===== Raw records =====
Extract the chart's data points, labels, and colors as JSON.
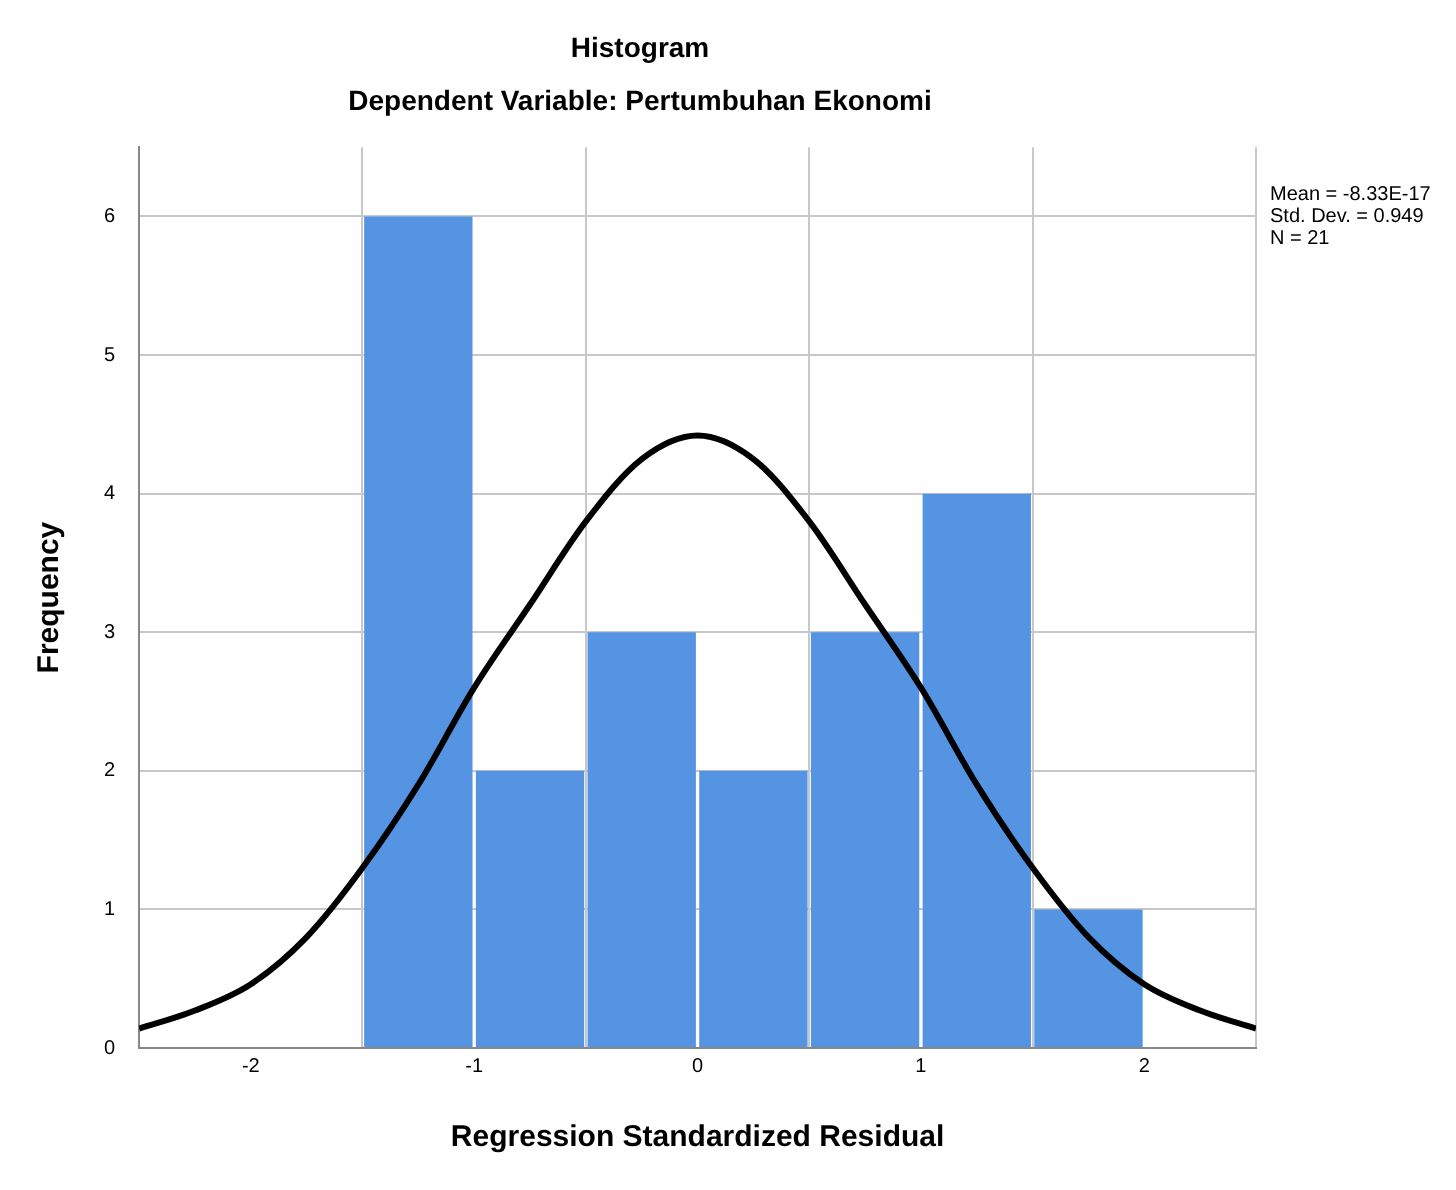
{
  "chart_data": {
    "type": "histogram",
    "title": "Histogram",
    "subtitle": "Dependent Variable: Pertumbuhan Ekonomi",
    "xlabel": "Regression Standardized Residual",
    "ylabel": "Frequency",
    "series": [
      {
        "type": "histogram",
        "bins": [
          -1.5,
          -1,
          -0.5,
          0,
          0.5,
          1,
          1.5,
          2
        ],
        "values": [
          6,
          2,
          3,
          2,
          3,
          4,
          1
        ],
        "color": "#5593e3"
      },
      {
        "type": "line",
        "x": [
          -2.5,
          -2.25,
          -2,
          -1.75,
          -1.5,
          -1.25,
          -1,
          -0.75,
          -0.5,
          -0.25,
          0,
          0.25,
          0.5,
          0.75,
          1,
          1.25,
          1.5,
          1.75,
          2,
          2.25,
          2.5
        ],
        "values": [
          0.14,
          0.27,
          0.46,
          0.8,
          1.3,
          1.9,
          2.6,
          3.2,
          3.8,
          4.25,
          4.42,
          4.25,
          3.8,
          3.2,
          2.6,
          1.9,
          1.3,
          0.8,
          0.46,
          0.27,
          0.14
        ],
        "color": "#000000"
      }
    ],
    "xlim": [
      -2.5,
      2.5
    ],
    "xticks": [
      -2,
      -1,
      0,
      1,
      2
    ],
    "ylim": [
      0,
      6.5
    ],
    "yticks": [
      0,
      1,
      2,
      3,
      4,
      5,
      6
    ],
    "grid": true,
    "annotations": [
      "Mean = -8.33E-17",
      "Std. Dev. = 0.949",
      "N = 21"
    ]
  }
}
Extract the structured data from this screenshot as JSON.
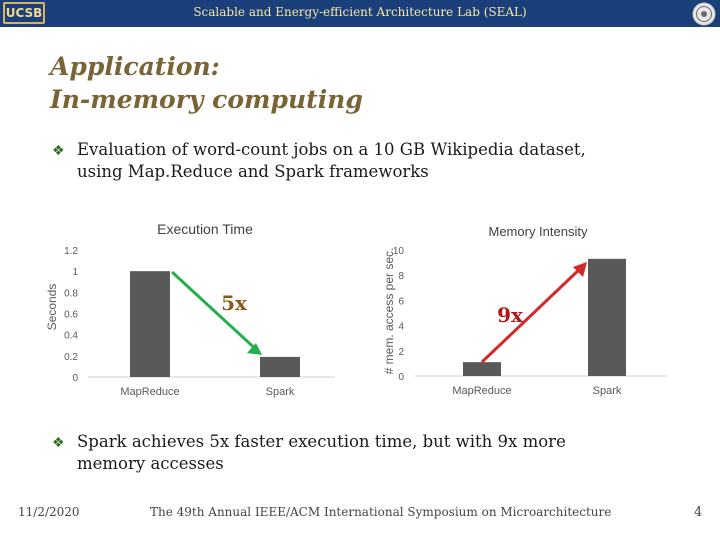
{
  "header": {
    "logo_text": "UCSB",
    "lab_title": "Scalable and Energy-efficient Architecture Lab (SEAL)"
  },
  "title": {
    "line1": "Application:",
    "line2": "In-memory computing"
  },
  "bullets": [
    {
      "lines": [
        "Evaluation of word-count jobs on a 10 GB Wikipedia dataset,",
        "using Map.Reduce and Spark frameworks"
      ]
    },
    {
      "lines": [
        "Spark achieves 5x faster execution time, but with 9x more",
        "memory accesses"
      ]
    }
  ],
  "chart_data": [
    {
      "type": "bar",
      "title": "Execution Time",
      "ylabel": "Seconds",
      "xlabel": "",
      "categories": [
        "MapReduce",
        "Spark"
      ],
      "values": [
        1.0,
        0.19
      ],
      "ylim": [
        0,
        1.2
      ],
      "yticks": [
        "0",
        "0.2",
        "0.4",
        "0.6",
        "0.8",
        "1",
        "1.2"
      ],
      "grid": false,
      "annotation": {
        "label": "5x",
        "color": "#8a5a1a",
        "arrow_color": "#22b04c"
      }
    },
    {
      "type": "bar",
      "title": "Memory Intensity",
      "ylabel": "# mem. access per sec.",
      "xlabel": "",
      "categories": [
        "MapReduce",
        "Spark"
      ],
      "values": [
        1.1,
        9.3
      ],
      "ylim": [
        0,
        10
      ],
      "yticks": [
        "0",
        "2",
        "4",
        "6",
        "8",
        "10"
      ],
      "grid": false,
      "annotation": {
        "label": "9x",
        "color": "#b01818",
        "arrow_color": "#d62828"
      }
    }
  ],
  "footer": {
    "date": "11/2/2020",
    "conference": "The 49th Annual IEEE/ACM International Symposium on Microarchitecture",
    "page": "4"
  },
  "colors": {
    "header_bg": "#1a3f7a",
    "title": "#7a6334",
    "bar": "#595959"
  }
}
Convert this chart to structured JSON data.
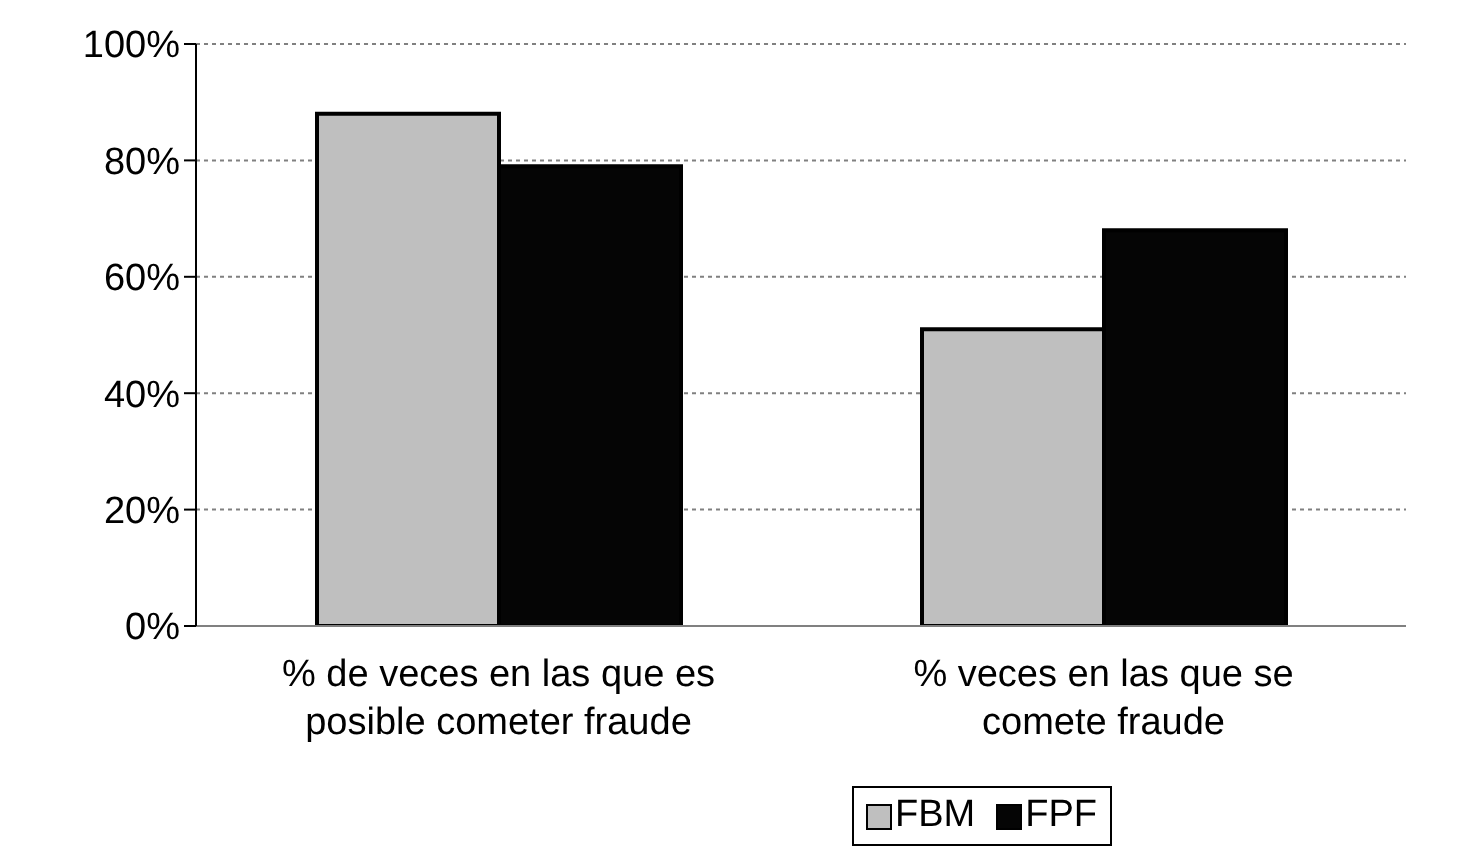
{
  "chart_data": {
    "type": "bar",
    "categories": [
      "% de veces en las que es posible cometer fraude",
      "% veces en las que se comete fraude"
    ],
    "series": [
      {
        "name": "FBM",
        "color": "#bfbfbf",
        "values": [
          88,
          51
        ]
      },
      {
        "name": "FPF",
        "color": "#050505",
        "values": [
          79,
          68
        ]
      }
    ],
    "ylim": [
      0,
      100
    ],
    "yticks": [
      {
        "value": 0,
        "label": "0%"
      },
      {
        "value": 20,
        "label": "20%"
      },
      {
        "value": 40,
        "label": "40%"
      },
      {
        "value": 60,
        "label": "60%"
      },
      {
        "value": 80,
        "label": "80%"
      },
      {
        "value": 100,
        "label": "100%"
      }
    ],
    "grid": "y",
    "legend": "bottom"
  }
}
=====
§ **Your instructions**: How many lines in the entries contain the string "Spark"? Answer with the number only.

§ **Reply**: 4